• _What you need to do_:
Look for the string "total" in the lines and copy each line that has it.

--- START Available records ---

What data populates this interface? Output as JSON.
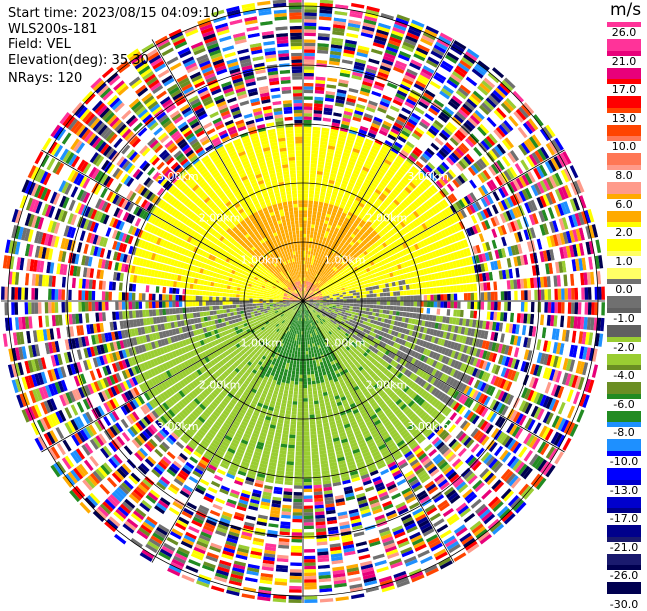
{
  "info": {
    "start_time": "Start time: 2023/08/15 04:09:10",
    "site": "WLS200s-181",
    "field": "Field: VEL",
    "elevation": "Elevation(deg): 35.30",
    "nrays": "NRays: 120"
  },
  "colorbar": {
    "unit": "m/s",
    "labels": [
      "26.0",
      "21.0",
      "17.0",
      "13.0",
      "10.0",
      "8.0",
      "6.0",
      "2.0",
      "1.0",
      "0.0",
      "-1.0",
      "-2.0",
      "-4.0",
      "-6.0",
      "-8.0",
      "-10.0",
      "-13.0",
      "-17.0",
      "-21.0",
      "-26.0",
      "-30.0"
    ],
    "colors": [
      "#ff3399",
      "#e8007a",
      "#ff0000",
      "#ff4400",
      "#ff7755",
      "#ff9a8a",
      "#ffaa00",
      "#ffff00",
      "#ffff66",
      "#707070",
      "#606060",
      "#9acd32",
      "#6b8e23",
      "#228b22",
      "#1e90ff",
      "#0000ff",
      "#0000cd",
      "#00008b",
      "#1a1a6e",
      "#000050"
    ]
  },
  "range_rings": {
    "labels": [
      "1.00km",
      "2.00km",
      "3.00km"
    ]
  },
  "ppi": {
    "nrays": 120
  }
}
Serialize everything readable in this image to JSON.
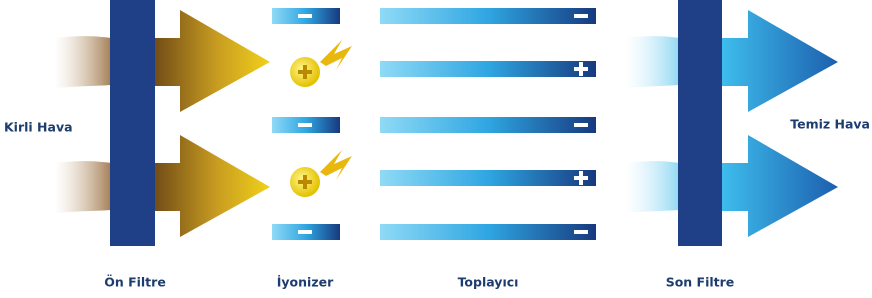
{
  "labels": {
    "input": "Kirli Hava",
    "output": "Temiz Hava"
  },
  "stages": [
    "Ön Filtre",
    "İyonizer",
    "Toplayıcı",
    "Son Filtre"
  ]
}
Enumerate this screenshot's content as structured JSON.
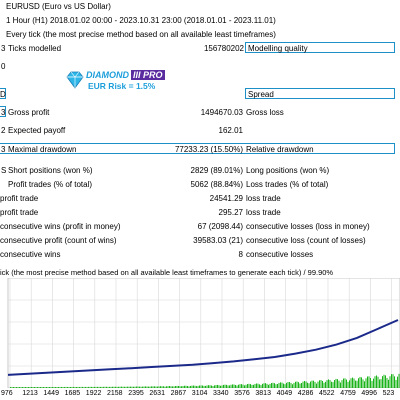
{
  "header": {
    "symbol": "EURUSD (Euro vs US Dollar)",
    "period": "1 Hour (H1) 2018.01.02 00:00 - 2023.10.31 23:00 (2018.01.01 - 2023.11.01)",
    "model": "Every tick (the most precise method based on all available least timeframes)"
  },
  "rows": {
    "ticks_label": "Ticks modelled",
    "ticks_value": "156780202",
    "modelling_quality": "Modelling quality",
    "spread": "Spread",
    "gross_profit_label": "Gross profit",
    "gross_profit_value": "1494670.03",
    "gross_loss": "Gross loss",
    "expected_payoff_label": "Expected payoff",
    "expected_payoff_value": "162.01",
    "max_dd_label": "Maximal drawdown",
    "max_dd_value": "77233.23 (15.50%)",
    "rel_dd": "Relative drawdown",
    "short_label": "Short positions (won %)",
    "short_value": "2829 (89.01%)",
    "long_label": "Long positions (won %)",
    "profit_trades_label": "Profit trades (% of total)",
    "profit_trades_value": "5062 (88.84%)",
    "loss_trades_label": "Loss trades (% of total)",
    "largest_profit_label": "profit trade",
    "largest_profit_value": "24541.29",
    "largest_loss_label": "loss trade",
    "avg_profit_label": "profit trade",
    "avg_profit_value": "295.27",
    "avg_loss_label": "loss trade",
    "max_cons_wins_label": "consecutive wins (profit in money)",
    "max_cons_wins_value": "67 (2098.44)",
    "max_cons_losses_label": "consecutive losses (loss in money)",
    "max_cons_profit_label": "consecutive profit (count of wins)",
    "max_cons_profit_value": "39583.03 (21)",
    "max_cons_loss_label": "consecutive loss (count of losses)",
    "avg_cons_wins_label": "consecutive wins",
    "avg_cons_wins_value": "8",
    "avg_cons_losses_label": "consecutive losses"
  },
  "row_prefix": {
    "ticks": "3",
    "gross": "3",
    "expected": "2",
    "maxdd": "3"
  },
  "logo": {
    "brand": "DIAMOND",
    "pro": "III PRO",
    "risk": "EUR Risk = 1.5%"
  },
  "chart_caption": "ick (the most precise method based on all available least timeframes to generate each tick) / 99.90%",
  "colors": {
    "border": "#1e90c8",
    "balance": "#1b2a8a",
    "volume": "#19b319",
    "logo": "#1e9fdb",
    "pro_bg": "#5a2ca0"
  },
  "chart_data": {
    "type": "line",
    "title": "",
    "x_ticks": [
      "976",
      "1213",
      "1449",
      "1685",
      "1922",
      "2158",
      "2395",
      "2631",
      "2867",
      "3104",
      "3340",
      "3576",
      "3813",
      "4049",
      "4286",
      "4522",
      "4759",
      "4996",
      "523"
    ],
    "series": [
      {
        "values": [
          0.02,
          0.04,
          0.06,
          0.08,
          0.1,
          0.12,
          0.14,
          0.16,
          0.18,
          0.2,
          0.23,
          0.26,
          0.3,
          0.34,
          0.4,
          0.47,
          0.56,
          0.68,
          0.84,
          1.0
        ]
      }
    ],
    "grid": true
  }
}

--- END Available records ---

• _Final result_:
    "profit_trades_label": "Profit trades (% of total)",
    "loss_trades_label": "Loss trades (% of total)",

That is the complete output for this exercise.